## START Source material

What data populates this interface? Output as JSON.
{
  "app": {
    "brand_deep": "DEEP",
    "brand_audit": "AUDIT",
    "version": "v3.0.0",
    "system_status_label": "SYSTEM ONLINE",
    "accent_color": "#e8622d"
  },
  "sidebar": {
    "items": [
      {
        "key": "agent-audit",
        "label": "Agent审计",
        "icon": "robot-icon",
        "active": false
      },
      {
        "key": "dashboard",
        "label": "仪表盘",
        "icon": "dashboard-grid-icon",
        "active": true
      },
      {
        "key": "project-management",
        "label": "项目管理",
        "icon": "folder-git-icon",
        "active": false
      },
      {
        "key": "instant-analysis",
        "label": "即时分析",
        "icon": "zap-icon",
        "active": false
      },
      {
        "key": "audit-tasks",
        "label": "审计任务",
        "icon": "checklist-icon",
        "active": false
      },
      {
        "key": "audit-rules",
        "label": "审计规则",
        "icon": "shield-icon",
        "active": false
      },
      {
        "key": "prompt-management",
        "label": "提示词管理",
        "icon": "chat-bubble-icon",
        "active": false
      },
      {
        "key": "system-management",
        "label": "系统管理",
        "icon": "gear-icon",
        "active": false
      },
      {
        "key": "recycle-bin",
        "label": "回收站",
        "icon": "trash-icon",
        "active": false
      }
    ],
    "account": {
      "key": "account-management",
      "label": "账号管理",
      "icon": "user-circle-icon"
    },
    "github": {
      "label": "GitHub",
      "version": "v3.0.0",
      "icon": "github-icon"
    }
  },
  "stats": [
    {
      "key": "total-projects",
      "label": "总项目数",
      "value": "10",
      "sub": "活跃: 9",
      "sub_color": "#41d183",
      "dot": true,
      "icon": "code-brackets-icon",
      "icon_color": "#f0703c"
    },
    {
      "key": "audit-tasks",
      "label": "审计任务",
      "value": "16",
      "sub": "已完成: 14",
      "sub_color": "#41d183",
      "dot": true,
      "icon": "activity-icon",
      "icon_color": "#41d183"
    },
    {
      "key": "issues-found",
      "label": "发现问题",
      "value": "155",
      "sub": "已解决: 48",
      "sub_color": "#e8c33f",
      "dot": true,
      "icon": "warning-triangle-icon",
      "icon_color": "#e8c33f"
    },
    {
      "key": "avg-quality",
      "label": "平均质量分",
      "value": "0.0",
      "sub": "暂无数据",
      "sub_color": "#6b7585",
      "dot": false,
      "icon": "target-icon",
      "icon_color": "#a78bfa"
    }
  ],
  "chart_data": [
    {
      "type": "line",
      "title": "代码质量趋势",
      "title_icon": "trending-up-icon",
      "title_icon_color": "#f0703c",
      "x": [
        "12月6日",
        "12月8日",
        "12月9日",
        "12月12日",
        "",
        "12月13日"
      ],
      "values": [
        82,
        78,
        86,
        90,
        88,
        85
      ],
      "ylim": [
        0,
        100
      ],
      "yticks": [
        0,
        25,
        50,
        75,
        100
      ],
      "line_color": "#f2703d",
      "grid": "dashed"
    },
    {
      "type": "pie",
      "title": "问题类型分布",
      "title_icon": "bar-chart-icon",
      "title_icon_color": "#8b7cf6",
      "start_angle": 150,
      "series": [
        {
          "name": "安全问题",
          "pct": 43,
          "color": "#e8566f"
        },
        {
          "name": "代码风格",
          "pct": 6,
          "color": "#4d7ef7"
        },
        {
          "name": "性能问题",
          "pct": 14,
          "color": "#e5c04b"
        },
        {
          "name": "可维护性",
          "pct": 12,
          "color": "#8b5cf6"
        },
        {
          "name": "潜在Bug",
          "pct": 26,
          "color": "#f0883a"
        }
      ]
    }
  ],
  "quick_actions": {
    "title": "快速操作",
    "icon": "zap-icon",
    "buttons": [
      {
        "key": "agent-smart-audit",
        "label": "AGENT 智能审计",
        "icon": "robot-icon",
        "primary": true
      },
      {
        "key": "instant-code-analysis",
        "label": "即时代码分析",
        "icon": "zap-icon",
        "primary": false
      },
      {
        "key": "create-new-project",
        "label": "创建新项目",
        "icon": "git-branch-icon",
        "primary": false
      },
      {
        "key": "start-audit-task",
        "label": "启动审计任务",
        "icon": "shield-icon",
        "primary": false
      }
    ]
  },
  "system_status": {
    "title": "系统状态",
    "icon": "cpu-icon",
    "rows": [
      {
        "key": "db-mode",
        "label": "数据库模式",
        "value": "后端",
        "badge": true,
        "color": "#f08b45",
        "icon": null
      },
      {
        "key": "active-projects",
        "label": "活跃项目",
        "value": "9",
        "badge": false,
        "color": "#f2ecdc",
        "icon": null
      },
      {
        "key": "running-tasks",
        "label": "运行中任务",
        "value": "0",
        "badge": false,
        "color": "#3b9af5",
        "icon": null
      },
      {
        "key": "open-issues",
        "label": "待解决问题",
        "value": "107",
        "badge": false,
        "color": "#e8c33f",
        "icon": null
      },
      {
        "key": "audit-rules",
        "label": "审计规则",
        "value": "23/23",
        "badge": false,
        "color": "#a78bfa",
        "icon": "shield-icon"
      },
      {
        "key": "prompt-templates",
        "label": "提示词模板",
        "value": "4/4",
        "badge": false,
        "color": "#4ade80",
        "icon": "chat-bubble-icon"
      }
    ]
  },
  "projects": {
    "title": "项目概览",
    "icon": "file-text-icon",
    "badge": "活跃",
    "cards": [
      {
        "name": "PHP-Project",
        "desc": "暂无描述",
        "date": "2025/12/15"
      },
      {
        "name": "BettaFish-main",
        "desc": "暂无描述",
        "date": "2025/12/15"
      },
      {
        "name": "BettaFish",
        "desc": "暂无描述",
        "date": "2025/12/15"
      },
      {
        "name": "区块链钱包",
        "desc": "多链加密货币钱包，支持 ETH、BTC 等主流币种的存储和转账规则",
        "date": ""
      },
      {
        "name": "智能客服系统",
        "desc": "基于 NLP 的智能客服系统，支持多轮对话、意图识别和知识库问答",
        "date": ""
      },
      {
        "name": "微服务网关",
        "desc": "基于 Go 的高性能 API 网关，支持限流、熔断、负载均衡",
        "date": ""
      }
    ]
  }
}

## END Source material

#### Work to be completed
Count up the lines in the listing that hold the word "code", and give that number only.

#### Response below
2